**Task inputs**

*-*-*

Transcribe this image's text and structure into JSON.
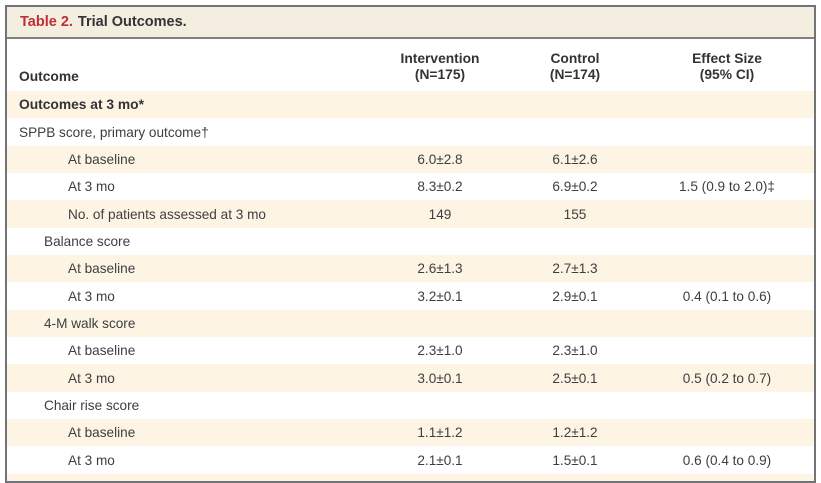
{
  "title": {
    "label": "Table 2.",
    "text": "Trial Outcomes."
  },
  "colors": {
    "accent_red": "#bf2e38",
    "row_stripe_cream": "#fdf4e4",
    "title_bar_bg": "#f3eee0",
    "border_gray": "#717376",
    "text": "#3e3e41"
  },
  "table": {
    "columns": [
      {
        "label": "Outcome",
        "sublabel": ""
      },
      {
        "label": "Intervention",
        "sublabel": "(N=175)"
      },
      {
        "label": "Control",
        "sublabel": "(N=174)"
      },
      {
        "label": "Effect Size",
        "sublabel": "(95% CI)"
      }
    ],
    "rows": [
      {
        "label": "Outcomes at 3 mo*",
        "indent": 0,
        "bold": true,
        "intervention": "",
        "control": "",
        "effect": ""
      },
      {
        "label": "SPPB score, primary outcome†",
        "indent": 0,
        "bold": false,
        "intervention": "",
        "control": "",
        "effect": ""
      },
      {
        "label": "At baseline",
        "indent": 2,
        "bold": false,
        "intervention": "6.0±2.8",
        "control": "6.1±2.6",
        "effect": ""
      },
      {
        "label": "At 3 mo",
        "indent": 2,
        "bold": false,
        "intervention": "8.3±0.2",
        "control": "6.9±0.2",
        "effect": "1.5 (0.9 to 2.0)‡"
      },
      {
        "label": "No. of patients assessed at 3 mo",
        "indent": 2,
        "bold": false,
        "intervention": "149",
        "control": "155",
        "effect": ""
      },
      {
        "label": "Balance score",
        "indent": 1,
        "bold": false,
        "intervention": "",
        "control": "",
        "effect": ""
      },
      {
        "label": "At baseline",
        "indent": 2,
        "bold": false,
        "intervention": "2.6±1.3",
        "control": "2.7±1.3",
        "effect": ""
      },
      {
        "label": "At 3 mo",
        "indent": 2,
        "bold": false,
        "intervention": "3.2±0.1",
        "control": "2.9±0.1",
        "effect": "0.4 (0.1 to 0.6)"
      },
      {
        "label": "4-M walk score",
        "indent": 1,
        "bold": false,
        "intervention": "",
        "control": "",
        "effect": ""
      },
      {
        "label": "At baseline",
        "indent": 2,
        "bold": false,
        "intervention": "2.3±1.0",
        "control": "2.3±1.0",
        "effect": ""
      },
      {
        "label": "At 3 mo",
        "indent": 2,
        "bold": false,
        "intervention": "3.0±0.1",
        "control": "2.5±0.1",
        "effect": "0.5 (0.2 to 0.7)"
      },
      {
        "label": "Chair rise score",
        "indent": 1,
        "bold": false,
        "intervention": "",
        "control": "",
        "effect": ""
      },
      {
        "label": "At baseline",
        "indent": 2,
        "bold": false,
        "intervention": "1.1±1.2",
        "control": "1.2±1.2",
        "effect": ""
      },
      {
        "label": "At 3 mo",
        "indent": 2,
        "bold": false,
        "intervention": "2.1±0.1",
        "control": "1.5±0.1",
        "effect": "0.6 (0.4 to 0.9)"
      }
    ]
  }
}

*-*-*

**Try it**
Your answer should be a single number: how many lines of the material contain the word "sublabel".

**Solution to the exercise**
4